Your copy of the material below should match it exactly, except that it holds no pictures.

Exercise data:

↓↓↓

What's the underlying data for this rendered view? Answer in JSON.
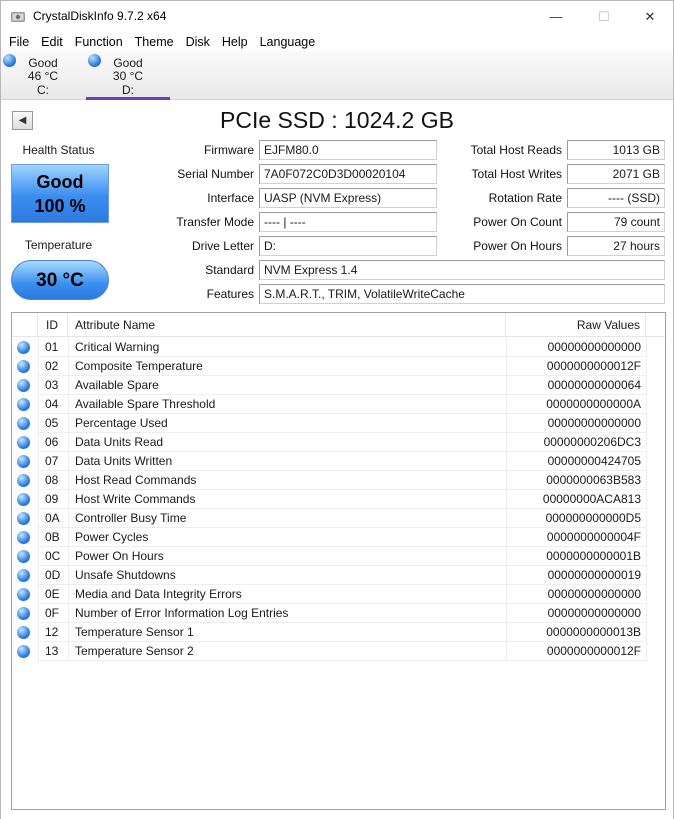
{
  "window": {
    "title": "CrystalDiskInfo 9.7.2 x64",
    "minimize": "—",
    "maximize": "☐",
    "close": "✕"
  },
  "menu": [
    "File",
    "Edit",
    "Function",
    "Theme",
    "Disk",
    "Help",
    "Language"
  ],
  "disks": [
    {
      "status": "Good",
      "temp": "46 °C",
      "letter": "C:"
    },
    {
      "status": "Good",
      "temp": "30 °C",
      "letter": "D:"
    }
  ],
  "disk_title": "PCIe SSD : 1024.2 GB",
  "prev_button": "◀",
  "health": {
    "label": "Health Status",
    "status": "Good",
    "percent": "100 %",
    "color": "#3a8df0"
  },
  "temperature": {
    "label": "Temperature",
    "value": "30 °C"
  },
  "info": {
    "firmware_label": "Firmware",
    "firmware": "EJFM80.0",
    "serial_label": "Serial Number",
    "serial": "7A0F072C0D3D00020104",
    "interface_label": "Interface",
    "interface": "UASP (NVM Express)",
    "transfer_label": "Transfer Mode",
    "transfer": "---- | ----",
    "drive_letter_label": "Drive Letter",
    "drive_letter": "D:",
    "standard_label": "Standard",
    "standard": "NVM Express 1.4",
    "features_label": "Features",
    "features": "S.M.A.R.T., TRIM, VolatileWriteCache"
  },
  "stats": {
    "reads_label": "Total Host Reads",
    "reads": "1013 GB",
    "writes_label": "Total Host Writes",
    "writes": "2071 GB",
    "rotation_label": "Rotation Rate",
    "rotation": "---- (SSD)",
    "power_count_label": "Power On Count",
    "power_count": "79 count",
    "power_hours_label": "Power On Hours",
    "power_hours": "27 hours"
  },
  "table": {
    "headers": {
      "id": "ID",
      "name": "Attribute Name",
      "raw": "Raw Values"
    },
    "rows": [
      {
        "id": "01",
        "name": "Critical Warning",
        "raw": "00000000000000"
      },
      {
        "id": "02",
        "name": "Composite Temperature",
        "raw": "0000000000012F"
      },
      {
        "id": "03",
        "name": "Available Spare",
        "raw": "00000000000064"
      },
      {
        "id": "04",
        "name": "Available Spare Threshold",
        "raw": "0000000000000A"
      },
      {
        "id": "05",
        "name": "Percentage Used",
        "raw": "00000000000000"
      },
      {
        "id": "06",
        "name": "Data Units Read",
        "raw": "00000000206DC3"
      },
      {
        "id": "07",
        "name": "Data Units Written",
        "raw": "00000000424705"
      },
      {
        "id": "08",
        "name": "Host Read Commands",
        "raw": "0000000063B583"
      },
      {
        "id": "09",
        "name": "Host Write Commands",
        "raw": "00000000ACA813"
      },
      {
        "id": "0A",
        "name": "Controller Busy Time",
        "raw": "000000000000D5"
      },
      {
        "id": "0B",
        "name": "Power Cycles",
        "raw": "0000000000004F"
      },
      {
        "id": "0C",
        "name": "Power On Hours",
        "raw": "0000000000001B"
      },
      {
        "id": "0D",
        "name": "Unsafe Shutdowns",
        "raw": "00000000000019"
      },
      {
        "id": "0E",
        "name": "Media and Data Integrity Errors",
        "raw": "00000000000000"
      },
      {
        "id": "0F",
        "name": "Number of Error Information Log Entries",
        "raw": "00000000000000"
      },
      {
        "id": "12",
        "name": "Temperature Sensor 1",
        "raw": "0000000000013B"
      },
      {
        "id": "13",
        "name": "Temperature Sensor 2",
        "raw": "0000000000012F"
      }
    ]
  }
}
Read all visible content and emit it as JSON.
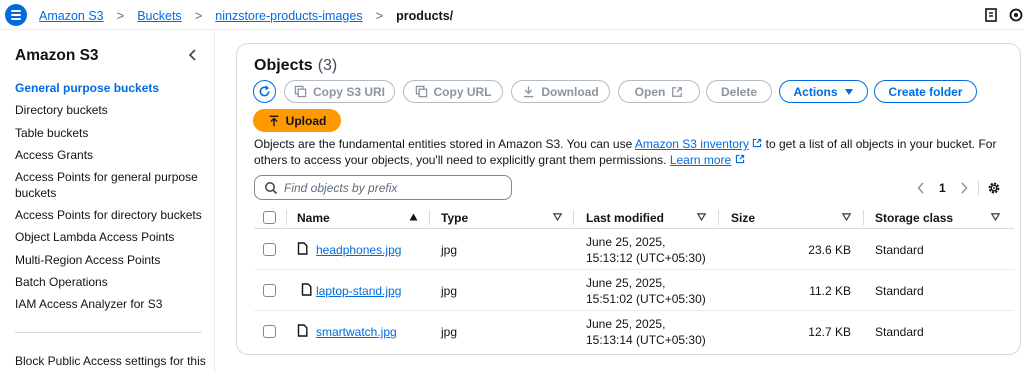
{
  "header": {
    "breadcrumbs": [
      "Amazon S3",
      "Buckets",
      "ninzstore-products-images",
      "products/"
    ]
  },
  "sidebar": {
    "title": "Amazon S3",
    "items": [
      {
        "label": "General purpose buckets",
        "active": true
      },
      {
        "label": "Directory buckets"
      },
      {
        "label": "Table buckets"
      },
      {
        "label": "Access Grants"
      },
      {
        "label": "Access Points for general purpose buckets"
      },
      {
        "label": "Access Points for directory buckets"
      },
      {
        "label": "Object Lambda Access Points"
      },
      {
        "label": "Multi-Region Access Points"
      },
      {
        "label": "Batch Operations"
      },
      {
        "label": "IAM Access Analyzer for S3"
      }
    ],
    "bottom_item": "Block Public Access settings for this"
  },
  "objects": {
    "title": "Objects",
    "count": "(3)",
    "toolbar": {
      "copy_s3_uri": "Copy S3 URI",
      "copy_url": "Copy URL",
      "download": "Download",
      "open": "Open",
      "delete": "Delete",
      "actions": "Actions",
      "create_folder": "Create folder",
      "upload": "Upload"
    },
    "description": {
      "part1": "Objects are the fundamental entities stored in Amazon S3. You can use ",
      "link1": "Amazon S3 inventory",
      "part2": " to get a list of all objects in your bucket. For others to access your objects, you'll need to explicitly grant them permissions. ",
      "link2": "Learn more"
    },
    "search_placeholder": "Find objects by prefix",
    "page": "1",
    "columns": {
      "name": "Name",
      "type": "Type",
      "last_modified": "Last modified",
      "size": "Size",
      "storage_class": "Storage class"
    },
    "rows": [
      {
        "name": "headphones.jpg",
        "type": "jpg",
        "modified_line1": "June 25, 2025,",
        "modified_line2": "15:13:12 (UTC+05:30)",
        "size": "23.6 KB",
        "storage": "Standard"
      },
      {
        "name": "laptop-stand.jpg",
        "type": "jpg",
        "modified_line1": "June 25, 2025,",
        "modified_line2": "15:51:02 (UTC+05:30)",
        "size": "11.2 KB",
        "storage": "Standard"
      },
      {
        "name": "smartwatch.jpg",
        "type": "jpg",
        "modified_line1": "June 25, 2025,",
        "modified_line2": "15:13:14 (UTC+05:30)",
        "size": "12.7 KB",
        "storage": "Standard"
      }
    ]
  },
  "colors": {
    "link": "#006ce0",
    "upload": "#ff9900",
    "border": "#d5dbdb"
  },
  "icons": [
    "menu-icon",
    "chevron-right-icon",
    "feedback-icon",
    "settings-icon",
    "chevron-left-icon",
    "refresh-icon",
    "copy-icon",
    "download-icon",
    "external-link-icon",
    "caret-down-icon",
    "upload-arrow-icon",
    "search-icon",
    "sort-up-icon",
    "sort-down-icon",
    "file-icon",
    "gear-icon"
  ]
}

↑↑↑

Solution to this task:
What's the underlying data for this rendered view? Answer in JSON.
{
  "window": {
    "title": "CrystalDiskInfo 9.7.2 x64",
    "minimize": "—",
    "maximize": "☐",
    "close": "✕"
  },
  "menu": [
    "File",
    "Edit",
    "Function",
    "Theme",
    "Disk",
    "Help",
    "Language"
  ],
  "disks": [
    {
      "status": "Good",
      "temp": "46 °C",
      "letter": "C:"
    },
    {
      "status": "Good",
      "temp": "30 °C",
      "letter": "D:"
    }
  ],
  "disk_title": "PCIe SSD : 1024.2 GB",
  "prev_button": "◀",
  "health": {
    "label": "Health Status",
    "status": "Good",
    "percent": "100 %",
    "color": "#3a8df0"
  },
  "temperature": {
    "label": "Temperature",
    "value": "30 °C"
  },
  "info": {
    "firmware_label": "Firmware",
    "firmware": "EJFM80.0",
    "serial_label": "Serial Number",
    "serial": "7A0F072C0D3D00020104",
    "interface_label": "Interface",
    "interface": "UASP (NVM Express)",
    "transfer_label": "Transfer Mode",
    "transfer": "---- | ----",
    "drive_letter_label": "Drive Letter",
    "drive_letter": "D:",
    "standard_label": "Standard",
    "standard": "NVM Express 1.4",
    "features_label": "Features",
    "features": "S.M.A.R.T., TRIM, VolatileWriteCache"
  },
  "stats": {
    "reads_label": "Total Host Reads",
    "reads": "1013 GB",
    "writes_label": "Total Host Writes",
    "writes": "2071 GB",
    "rotation_label": "Rotation Rate",
    "rotation": "---- (SSD)",
    "power_count_label": "Power On Count",
    "power_count": "79 count",
    "power_hours_label": "Power On Hours",
    "power_hours": "27 hours"
  },
  "table": {
    "headers": {
      "id": "ID",
      "name": "Attribute Name",
      "raw": "Raw Values"
    },
    "rows": [
      {
        "id": "01",
        "name": "Critical Warning",
        "raw": "00000000000000"
      },
      {
        "id": "02",
        "name": "Composite Temperature",
        "raw": "0000000000012F"
      },
      {
        "id": "03",
        "name": "Available Spare",
        "raw": "00000000000064"
      },
      {
        "id": "04",
        "name": "Available Spare Threshold",
        "raw": "0000000000000A"
      },
      {
        "id": "05",
        "name": "Percentage Used",
        "raw": "00000000000000"
      },
      {
        "id": "06",
        "name": "Data Units Read",
        "raw": "00000000206DC3"
      },
      {
        "id": "07",
        "name": "Data Units Written",
        "raw": "00000000424705"
      },
      {
        "id": "08",
        "name": "Host Read Commands",
        "raw": "0000000063B583"
      },
      {
        "id": "09",
        "name": "Host Write Commands",
        "raw": "00000000ACA813"
      },
      {
        "id": "0A",
        "name": "Controller Busy Time",
        "raw": "000000000000D5"
      },
      {
        "id": "0B",
        "name": "Power Cycles",
        "raw": "0000000000004F"
      },
      {
        "id": "0C",
        "name": "Power On Hours",
        "raw": "0000000000001B"
      },
      {
        "id": "0D",
        "name": "Unsafe Shutdowns",
        "raw": "00000000000019"
      },
      {
        "id": "0E",
        "name": "Media and Data Integrity Errors",
        "raw": "00000000000000"
      },
      {
        "id": "0F",
        "name": "Number of Error Information Log Entries",
        "raw": "00000000000000"
      },
      {
        "id": "12",
        "name": "Temperature Sensor 1",
        "raw": "0000000000013B"
      },
      {
        "id": "13",
        "name": "Temperature Sensor 2",
        "raw": "0000000000012F"
      }
    ]
  }
}
Read all visible content and emit it as JSON.
{
  "header": {
    "breadcrumbs": [
      "Amazon S3",
      "Buckets",
      "ninzstore-products-images",
      "products/"
    ]
  },
  "sidebar": {
    "title": "Amazon S3",
    "items": [
      {
        "label": "General purpose buckets",
        "active": true
      },
      {
        "label": "Directory buckets"
      },
      {
        "label": "Table buckets"
      },
      {
        "label": "Access Grants"
      },
      {
        "label": "Access Points for general purpose buckets"
      },
      {
        "label": "Access Points for directory buckets"
      },
      {
        "label": "Object Lambda Access Points"
      },
      {
        "label": "Multi-Region Access Points"
      },
      {
        "label": "Batch Operations"
      },
      {
        "label": "IAM Access Analyzer for S3"
      }
    ],
    "bottom_item": "Block Public Access settings for this"
  },
  "objects": {
    "title": "Objects",
    "count": "(3)",
    "toolbar": {
      "copy_s3_uri": "Copy S3 URI",
      "copy_url": "Copy URL",
      "download": "Download",
      "open": "Open",
      "delete": "Delete",
      "actions": "Actions",
      "create_folder": "Create folder",
      "upload": "Upload"
    },
    "description": {
      "part1": "Objects are the fundamental entities stored in Amazon S3. You can use ",
      "link1": "Amazon S3 inventory",
      "part2": " to get a list of all objects in your bucket. For others to access your objects, you'll need to explicitly grant them permissions. ",
      "link2": "Learn more"
    },
    "search_placeholder": "Find objects by prefix",
    "page": "1",
    "columns": {
      "name": "Name",
      "type": "Type",
      "last_modified": "Last modified",
      "size": "Size",
      "storage_class": "Storage class"
    },
    "rows": [
      {
        "name": "headphones.jpg",
        "type": "jpg",
        "modified_line1": "June 25, 2025,",
        "modified_line2": "15:13:12 (UTC+05:30)",
        "size": "23.6 KB",
        "storage": "Standard"
      },
      {
        "name": "laptop-stand.jpg",
        "type": "jpg",
        "modified_line1": "June 25, 2025,",
        "modified_line2": "15:51:02 (UTC+05:30)",
        "size": "11.2 KB",
        "storage": "Standard"
      },
      {
        "name": "smartwatch.jpg",
        "type": "jpg",
        "modified_line1": "June 25, 2025,",
        "modified_line2": "15:13:14 (UTC+05:30)",
        "size": "12.7 KB",
        "storage": "Standard"
      }
    ]
  },
  "colors": {
    "link": "#006ce0",
    "upload": "#ff9900",
    "border": "#d5dbdb"
  },
  "icons": [
    "menu-icon",
    "chevron-right-icon",
    "feedback-icon",
    "settings-icon",
    "chevron-left-icon",
    "refresh-icon",
    "copy-icon",
    "download-icon",
    "external-link-icon",
    "caret-down-icon",
    "upload-arrow-icon",
    "search-icon",
    "sort-up-icon",
    "sort-down-icon",
    "file-icon",
    "gear-icon"
  ]
}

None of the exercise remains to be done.